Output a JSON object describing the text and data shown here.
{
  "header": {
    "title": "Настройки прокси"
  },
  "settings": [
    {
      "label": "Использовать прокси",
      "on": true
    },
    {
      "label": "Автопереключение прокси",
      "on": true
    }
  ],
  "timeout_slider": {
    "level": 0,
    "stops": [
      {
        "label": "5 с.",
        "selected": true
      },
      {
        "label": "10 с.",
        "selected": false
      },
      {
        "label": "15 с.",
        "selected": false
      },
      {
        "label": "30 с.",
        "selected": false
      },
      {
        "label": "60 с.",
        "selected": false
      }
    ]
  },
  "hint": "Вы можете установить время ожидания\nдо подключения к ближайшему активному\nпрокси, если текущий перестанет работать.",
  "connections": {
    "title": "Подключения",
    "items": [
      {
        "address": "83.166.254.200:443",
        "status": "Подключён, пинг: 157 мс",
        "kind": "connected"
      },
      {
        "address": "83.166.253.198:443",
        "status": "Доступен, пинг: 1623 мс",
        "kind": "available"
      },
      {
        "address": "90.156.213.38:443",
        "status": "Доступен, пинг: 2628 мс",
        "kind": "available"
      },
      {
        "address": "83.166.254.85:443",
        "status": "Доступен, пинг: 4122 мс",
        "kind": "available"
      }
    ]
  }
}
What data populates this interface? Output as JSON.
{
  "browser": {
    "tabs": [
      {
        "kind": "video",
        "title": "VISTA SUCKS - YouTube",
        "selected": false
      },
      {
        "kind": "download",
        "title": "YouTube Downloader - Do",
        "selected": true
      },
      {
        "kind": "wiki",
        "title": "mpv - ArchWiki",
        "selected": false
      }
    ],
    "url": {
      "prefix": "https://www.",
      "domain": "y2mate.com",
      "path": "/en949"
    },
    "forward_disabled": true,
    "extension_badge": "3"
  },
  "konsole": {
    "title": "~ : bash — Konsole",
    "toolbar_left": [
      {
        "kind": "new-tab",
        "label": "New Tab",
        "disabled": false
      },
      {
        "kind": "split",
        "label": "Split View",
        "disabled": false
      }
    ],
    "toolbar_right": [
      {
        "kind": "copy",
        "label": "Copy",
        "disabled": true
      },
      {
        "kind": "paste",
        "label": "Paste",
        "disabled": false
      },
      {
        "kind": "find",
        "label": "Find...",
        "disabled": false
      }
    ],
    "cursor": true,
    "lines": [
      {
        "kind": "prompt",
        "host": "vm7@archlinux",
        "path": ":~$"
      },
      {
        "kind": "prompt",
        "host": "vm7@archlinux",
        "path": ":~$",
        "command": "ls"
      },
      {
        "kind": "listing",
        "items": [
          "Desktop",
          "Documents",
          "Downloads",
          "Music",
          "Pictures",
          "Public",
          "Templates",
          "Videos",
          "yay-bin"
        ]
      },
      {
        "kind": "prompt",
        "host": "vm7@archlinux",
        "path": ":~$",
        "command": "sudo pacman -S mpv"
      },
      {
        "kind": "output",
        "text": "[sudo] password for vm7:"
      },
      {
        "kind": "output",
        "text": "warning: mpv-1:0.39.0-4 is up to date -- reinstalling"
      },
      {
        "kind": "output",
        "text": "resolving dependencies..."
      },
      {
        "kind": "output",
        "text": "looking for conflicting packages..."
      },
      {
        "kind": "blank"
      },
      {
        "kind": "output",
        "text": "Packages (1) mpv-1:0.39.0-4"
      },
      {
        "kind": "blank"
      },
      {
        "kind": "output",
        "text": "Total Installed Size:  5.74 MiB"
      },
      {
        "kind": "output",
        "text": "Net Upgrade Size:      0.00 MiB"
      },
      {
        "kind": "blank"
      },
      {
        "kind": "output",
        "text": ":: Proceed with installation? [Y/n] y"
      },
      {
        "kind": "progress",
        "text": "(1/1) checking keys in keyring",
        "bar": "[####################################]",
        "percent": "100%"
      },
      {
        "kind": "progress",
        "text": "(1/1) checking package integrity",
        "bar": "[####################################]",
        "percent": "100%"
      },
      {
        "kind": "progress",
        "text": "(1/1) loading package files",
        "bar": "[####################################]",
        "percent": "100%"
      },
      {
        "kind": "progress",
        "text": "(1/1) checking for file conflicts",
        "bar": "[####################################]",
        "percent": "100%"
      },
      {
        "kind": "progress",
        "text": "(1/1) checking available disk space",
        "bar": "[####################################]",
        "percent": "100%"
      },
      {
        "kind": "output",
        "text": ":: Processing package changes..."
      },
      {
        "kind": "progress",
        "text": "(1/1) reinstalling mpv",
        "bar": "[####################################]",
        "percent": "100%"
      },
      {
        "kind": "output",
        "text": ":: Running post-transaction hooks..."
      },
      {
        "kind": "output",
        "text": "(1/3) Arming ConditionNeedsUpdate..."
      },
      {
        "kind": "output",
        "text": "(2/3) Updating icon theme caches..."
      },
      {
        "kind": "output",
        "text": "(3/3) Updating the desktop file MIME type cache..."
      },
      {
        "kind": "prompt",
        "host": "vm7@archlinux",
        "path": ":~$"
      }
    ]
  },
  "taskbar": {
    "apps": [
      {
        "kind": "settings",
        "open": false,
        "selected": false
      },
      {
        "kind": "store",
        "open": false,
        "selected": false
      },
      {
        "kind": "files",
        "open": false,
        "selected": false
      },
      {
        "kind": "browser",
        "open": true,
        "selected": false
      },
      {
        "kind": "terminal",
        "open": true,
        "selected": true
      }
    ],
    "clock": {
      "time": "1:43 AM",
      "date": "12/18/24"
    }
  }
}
------------------------
# [YOUR TASK]
Go through the data above and find the lines with the word "sudo". Copy each of those lines.

# [RESULT OF THE EXERCISE]
        "command": "sudo pacman -S mpv"
        "text": "[sudo] password for vm7:"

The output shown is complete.